> **Prompt 1**
Can you duplicate everything in the second-appeal judgment from "10. No doubt, the" down to "passing of consideration."?
> **Prompt 2**
Can you pick up the second-appeal judgment after its last sentence and keep writing it?

> **Supplied passage**
================================

10. No doubt, the lower appellate court points out about Ex. A-2 which is said to be postal acknowledgement for having sent the suit notice. No doubt, the defendant has admitted Ex. A-2. But he has stated that he did not received the said notice. The before, Ex. A-2 by itself, cannot be taken as “other evidence on record” which would go to prove the passing of consideration.
11. Finally, the learned Counsel for the, respondent also argues that the question whether the statutory presumption under Section 118 is rebutted by the rest of the evidence is a question of fact and cannot be raised in the second appeal. No doubt, it has been held in , which been referred to in M. Krishnaswamy Naicker v. Radhakrishna Naicker 98 L.W. 800, cited by the learned Counsel for the respondent. To the same effect he has also cited the decision reported in Perumal Chettiar v. Santhanam .
12. But it should be noted that the lower appellate court has stated in its judgment that from the mere fact that the plaintiff has not produced the books of accounts maintained by him cannot be taken as a circumstance to totally reject the plaintiffs claim in the light of other evidence on record. This observation shows that the said court has not taken into consideration the other material features and evidences which I have pointed out earlier in para 7 whereby one could easily come to the conclusion that the plaintiff has deliberately withheld the production of the account books and that it is not a case of a mere non production of account books. It is settled law, as already pointed out by me, that when such deliberate withholding of the material evidence is there, adverse inference can certainly be drawn by the court. The non-consideration by the lower appellate court of the above referred to material evidences and other features in this case (which clearly proved the deliberate withholding of the account books on the part of the plaintiff) and the failure of the lower appellate court to correctly understand and apply the correct legal position on this aspect, certainly give rise to substantial questions of law and could be raised in the second appeal Vide : Damadilal v. Paratharam A.I.R. 1976 S.C. 2229, Further, “the other evidence on record” pointed out by the lower appellate court is only Ex. A-2 the postal acknowledgment. That by itself cannot prove that suit notice has been issued, particularly when the defendant, though admitted Ex. A-2, has stated that he did not receive the said notice. So the lower appellate court taking into consideration Ex. A-2, alone as the other evidence, is also a serious error giving raise to a substantial question of law. The before, the above referred to decisions are not applicable to the present case.

================================

Dataset entries:
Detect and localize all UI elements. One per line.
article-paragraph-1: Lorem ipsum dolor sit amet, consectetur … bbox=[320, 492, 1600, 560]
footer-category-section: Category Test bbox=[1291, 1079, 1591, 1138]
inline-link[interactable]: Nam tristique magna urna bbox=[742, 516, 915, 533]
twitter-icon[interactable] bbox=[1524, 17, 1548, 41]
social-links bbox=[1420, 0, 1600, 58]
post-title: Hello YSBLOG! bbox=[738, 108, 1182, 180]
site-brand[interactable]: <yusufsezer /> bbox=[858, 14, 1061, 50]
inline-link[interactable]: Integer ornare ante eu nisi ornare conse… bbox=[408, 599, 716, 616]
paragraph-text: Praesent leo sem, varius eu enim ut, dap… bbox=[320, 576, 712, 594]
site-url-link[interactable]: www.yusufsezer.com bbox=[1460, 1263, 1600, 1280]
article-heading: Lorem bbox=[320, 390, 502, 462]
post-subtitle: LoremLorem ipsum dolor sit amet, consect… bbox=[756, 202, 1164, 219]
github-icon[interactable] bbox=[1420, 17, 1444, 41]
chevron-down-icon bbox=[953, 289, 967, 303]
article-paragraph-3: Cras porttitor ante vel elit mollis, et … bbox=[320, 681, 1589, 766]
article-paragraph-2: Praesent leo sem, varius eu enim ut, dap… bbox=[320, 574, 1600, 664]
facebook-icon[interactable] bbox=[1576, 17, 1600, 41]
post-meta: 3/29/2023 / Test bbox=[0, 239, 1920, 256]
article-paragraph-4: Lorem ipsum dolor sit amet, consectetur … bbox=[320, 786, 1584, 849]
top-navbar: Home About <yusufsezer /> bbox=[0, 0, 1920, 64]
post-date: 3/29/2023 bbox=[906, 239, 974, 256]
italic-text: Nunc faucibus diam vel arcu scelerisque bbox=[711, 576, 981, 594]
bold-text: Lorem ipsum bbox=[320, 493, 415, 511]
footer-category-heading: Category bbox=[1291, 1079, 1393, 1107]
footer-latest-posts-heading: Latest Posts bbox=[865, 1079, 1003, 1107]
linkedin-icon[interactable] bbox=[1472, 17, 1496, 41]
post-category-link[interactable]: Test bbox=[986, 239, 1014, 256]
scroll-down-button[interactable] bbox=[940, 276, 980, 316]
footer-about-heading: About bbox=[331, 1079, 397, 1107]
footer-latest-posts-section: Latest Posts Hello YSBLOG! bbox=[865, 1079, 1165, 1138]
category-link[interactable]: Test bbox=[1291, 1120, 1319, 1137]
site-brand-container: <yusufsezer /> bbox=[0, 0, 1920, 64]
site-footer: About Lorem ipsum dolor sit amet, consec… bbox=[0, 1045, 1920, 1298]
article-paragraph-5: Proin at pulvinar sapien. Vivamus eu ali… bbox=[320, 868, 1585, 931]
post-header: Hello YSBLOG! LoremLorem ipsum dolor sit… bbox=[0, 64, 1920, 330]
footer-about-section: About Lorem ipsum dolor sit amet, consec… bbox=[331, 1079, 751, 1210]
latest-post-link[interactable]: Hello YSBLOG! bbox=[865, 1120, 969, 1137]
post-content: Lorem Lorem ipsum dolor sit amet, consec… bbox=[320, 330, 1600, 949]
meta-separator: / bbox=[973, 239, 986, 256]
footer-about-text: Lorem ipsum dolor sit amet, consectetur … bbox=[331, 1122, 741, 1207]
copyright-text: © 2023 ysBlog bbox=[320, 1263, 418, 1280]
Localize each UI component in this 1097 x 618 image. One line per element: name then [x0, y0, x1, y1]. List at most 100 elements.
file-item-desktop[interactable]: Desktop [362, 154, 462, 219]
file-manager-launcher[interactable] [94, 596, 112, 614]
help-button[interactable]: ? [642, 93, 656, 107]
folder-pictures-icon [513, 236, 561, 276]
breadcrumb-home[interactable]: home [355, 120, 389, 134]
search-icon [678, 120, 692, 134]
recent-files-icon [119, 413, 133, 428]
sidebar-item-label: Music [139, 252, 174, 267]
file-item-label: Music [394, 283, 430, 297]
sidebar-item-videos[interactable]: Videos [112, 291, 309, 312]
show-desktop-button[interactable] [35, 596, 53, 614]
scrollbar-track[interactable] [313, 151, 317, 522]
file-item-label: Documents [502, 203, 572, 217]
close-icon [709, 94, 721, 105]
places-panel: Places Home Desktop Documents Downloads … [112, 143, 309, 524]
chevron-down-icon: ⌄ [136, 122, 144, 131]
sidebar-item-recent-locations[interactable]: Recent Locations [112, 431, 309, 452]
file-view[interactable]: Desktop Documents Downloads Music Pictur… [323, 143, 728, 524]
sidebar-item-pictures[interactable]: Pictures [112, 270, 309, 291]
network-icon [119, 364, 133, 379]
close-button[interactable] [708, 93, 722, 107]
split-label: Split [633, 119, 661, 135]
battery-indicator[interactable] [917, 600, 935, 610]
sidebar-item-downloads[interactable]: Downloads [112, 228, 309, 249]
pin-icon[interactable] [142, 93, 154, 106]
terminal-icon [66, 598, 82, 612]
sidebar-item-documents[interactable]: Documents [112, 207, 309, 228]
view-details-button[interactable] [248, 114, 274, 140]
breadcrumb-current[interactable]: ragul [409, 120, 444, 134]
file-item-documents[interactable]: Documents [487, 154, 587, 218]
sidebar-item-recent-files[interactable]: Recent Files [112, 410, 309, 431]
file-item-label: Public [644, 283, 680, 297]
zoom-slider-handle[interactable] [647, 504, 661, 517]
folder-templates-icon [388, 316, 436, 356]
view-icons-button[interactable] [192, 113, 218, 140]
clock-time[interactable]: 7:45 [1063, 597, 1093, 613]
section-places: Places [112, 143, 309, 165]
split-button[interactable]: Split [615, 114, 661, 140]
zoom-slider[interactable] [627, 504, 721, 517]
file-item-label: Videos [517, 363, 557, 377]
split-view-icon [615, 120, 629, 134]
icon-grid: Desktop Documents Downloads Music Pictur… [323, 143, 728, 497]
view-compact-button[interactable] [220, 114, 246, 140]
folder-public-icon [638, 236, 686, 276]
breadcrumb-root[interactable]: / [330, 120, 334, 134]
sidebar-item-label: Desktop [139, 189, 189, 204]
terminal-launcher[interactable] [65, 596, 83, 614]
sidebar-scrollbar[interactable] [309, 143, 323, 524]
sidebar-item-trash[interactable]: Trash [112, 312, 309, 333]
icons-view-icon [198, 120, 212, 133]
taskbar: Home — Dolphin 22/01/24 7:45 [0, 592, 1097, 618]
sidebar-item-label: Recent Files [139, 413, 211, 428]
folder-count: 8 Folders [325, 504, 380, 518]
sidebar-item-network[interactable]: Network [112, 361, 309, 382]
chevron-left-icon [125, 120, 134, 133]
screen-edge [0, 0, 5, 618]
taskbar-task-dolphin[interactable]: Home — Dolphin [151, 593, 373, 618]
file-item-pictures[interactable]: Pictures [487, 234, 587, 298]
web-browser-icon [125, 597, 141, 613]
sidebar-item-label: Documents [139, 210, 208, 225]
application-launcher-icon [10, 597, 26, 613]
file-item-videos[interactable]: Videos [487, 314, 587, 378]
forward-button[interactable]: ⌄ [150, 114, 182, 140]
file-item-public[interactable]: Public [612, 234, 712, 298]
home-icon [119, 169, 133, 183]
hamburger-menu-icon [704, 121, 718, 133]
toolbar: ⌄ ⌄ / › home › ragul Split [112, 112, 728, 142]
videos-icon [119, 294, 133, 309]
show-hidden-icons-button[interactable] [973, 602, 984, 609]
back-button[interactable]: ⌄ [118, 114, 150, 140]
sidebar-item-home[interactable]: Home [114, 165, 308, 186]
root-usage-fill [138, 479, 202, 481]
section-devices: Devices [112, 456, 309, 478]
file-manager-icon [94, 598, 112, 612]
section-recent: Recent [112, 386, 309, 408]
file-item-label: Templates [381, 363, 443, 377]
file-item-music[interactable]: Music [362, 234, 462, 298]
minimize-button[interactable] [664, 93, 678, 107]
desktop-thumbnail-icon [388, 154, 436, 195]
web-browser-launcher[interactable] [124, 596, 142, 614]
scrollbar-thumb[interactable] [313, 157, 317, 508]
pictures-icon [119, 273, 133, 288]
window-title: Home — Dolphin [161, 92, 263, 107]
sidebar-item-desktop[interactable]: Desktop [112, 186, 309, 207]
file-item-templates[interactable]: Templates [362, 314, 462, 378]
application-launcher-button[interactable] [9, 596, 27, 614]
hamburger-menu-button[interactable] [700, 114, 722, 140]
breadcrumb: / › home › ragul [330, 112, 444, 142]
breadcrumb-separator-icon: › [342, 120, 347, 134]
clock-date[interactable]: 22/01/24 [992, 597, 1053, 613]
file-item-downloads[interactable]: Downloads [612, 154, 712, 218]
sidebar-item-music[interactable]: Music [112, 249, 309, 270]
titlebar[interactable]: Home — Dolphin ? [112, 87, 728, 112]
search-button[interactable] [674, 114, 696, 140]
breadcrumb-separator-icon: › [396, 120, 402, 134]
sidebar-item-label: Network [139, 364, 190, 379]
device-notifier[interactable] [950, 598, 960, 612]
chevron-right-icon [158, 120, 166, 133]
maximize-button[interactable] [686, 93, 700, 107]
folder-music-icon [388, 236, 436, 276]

================================

> **Your response 1**
10. No doubt, the lower appellate court points out about Ex. A-2 which is said to be postal acknowledgement for having sent the suit notice. No doubt, the defendant has admitted Ex. A-2. But he has stated that he did not received the said notice. The before, Ex. A-2 by itself, cannot be taken as “other evidence on record” which would go to prove the passing of consideration.

> **Your response 2**
13. The learned Counsel also points out that the trial court has found fault with the account books of the defendant produced by him, namely Ex. B-1 to B-14. But those account books are not material for deciding the suit transaction based on hundi Ex. A-1 executed on 12.4.1973, since those account books relate to a period prior to Ex. A-1. Further, the learned Counsel also points out that though the defendant alleged that he had made payments towards the sum due under the earlier hundies he did not produce receipts for the same. This contention has no merit since the plaintiff himself has admitted that all the earlier borrowing by the defendant have been discharged even prior to 12.4.1973 as also pointed out by the trial court.
14. In the result, the judgment and decree of the lower appellate court is set aside and the judgment and decree of the trial court is restored. The suit is the before dismissed and this appeal is allowed. However, in the circumstances of the case, no costs.